Start INPUT

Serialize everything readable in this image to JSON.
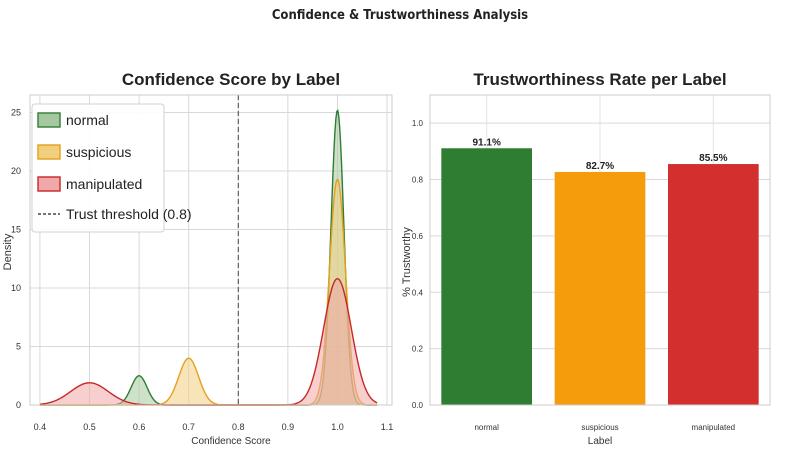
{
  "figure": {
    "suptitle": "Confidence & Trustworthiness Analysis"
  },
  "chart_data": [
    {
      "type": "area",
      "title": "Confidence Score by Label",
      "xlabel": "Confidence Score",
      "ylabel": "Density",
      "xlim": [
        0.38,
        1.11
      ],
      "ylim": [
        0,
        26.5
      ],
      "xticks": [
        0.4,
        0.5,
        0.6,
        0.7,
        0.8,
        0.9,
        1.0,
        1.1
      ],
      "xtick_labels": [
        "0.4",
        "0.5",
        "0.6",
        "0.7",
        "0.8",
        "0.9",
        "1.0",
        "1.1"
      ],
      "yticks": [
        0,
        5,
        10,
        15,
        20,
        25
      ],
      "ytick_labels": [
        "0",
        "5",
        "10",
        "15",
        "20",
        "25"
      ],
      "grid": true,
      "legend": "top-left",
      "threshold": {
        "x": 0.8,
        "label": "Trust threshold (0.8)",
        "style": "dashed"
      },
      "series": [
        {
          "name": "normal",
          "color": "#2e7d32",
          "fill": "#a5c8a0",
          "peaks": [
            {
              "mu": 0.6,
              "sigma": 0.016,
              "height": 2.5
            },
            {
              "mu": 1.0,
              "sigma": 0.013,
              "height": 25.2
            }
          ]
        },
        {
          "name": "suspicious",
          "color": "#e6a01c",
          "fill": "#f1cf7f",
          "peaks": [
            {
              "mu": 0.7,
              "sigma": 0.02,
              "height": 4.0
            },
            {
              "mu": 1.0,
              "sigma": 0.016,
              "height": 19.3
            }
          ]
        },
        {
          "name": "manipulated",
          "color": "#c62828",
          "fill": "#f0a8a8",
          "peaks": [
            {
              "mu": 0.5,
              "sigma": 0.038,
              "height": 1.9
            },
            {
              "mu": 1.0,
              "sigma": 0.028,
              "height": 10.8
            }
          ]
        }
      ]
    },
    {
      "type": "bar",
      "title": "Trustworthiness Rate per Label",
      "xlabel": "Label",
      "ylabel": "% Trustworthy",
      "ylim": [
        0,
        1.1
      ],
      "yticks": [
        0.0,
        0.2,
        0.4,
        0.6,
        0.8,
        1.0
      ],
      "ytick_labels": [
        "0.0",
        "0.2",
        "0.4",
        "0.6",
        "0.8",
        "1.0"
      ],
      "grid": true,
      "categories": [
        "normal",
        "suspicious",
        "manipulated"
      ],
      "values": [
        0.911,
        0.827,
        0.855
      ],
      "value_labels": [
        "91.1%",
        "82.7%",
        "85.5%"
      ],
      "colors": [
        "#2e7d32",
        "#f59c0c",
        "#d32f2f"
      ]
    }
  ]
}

End INPUT
Start INPUT

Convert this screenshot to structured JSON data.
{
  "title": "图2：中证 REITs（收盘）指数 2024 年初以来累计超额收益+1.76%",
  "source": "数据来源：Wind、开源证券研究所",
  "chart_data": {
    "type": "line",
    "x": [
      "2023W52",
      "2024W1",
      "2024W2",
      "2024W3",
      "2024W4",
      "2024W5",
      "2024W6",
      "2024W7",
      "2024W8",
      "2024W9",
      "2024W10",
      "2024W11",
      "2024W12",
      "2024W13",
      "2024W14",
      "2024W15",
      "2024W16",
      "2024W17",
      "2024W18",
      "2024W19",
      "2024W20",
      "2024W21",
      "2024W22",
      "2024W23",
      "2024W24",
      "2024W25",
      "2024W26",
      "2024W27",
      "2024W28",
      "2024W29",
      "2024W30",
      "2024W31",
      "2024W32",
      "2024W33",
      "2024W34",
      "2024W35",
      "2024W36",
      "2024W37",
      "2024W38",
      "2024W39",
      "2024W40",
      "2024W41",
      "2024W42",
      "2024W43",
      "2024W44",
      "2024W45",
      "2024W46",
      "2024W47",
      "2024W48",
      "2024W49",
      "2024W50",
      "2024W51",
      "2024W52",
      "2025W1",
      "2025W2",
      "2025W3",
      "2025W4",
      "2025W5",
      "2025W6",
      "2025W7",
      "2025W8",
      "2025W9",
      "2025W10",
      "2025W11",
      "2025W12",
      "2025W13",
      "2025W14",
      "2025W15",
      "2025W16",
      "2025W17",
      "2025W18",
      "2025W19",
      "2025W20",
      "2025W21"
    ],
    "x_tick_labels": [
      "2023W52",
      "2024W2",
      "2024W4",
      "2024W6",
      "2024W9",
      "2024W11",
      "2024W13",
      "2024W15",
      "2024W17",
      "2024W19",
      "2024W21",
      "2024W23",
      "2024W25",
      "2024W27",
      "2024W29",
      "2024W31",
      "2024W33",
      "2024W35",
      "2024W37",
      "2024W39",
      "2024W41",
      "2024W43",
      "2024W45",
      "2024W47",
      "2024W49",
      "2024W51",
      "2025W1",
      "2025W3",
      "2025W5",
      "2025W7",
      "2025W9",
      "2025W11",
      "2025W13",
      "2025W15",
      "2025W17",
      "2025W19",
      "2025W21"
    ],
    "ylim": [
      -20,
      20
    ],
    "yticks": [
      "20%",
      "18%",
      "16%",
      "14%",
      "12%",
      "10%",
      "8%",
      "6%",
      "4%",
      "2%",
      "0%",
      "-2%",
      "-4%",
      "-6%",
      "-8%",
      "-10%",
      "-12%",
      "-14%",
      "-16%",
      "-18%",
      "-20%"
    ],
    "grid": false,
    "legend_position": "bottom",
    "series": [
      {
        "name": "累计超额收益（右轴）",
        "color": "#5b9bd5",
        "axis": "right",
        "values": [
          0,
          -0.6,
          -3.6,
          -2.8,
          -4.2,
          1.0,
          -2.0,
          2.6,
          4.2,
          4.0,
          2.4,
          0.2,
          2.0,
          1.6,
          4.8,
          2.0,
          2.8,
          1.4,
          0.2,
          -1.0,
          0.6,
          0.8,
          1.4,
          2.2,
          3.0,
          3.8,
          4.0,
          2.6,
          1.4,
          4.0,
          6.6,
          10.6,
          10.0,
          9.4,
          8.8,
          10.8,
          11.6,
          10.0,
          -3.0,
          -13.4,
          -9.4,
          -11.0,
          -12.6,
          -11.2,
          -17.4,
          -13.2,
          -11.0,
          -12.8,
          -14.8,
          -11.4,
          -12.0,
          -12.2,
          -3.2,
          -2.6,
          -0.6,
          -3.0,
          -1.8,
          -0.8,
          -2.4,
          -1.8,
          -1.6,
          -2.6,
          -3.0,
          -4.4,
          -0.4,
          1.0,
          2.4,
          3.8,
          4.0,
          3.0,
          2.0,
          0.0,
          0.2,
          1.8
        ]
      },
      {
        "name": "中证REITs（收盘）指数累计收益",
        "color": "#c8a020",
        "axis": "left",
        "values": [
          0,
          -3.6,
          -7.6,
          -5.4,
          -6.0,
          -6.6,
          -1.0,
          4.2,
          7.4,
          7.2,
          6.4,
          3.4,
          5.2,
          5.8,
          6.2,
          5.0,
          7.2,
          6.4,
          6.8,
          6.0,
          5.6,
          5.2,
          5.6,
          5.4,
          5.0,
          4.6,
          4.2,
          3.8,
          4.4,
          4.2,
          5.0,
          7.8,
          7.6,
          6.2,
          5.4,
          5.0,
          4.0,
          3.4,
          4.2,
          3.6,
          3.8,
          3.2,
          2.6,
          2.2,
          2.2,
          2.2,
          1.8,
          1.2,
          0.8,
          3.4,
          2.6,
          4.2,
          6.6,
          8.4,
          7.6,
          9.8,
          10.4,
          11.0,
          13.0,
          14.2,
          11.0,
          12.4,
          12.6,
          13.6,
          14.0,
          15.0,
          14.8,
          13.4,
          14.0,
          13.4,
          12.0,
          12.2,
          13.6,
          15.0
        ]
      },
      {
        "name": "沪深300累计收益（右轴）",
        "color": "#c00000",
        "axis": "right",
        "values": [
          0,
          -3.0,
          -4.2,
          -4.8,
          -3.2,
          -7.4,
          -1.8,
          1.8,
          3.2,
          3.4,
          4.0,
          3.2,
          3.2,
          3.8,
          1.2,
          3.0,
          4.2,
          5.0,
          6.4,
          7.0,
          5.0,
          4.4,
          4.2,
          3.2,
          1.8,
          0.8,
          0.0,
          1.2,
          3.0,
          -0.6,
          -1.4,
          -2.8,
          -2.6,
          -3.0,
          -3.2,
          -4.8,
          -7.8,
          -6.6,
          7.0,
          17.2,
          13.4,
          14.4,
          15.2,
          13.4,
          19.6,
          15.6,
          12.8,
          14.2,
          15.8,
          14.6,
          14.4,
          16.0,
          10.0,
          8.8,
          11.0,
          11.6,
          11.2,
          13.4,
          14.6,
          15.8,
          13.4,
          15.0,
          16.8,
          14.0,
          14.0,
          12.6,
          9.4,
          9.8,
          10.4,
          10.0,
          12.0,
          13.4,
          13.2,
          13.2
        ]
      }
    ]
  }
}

End INPUT

▶ [TASK BRIEF]: List all lines in the material containing the string "Score".

▶ [FINAL ANSWER]:
      "title": "Confidence Score by Label",
      "xlabel": "Confidence Score",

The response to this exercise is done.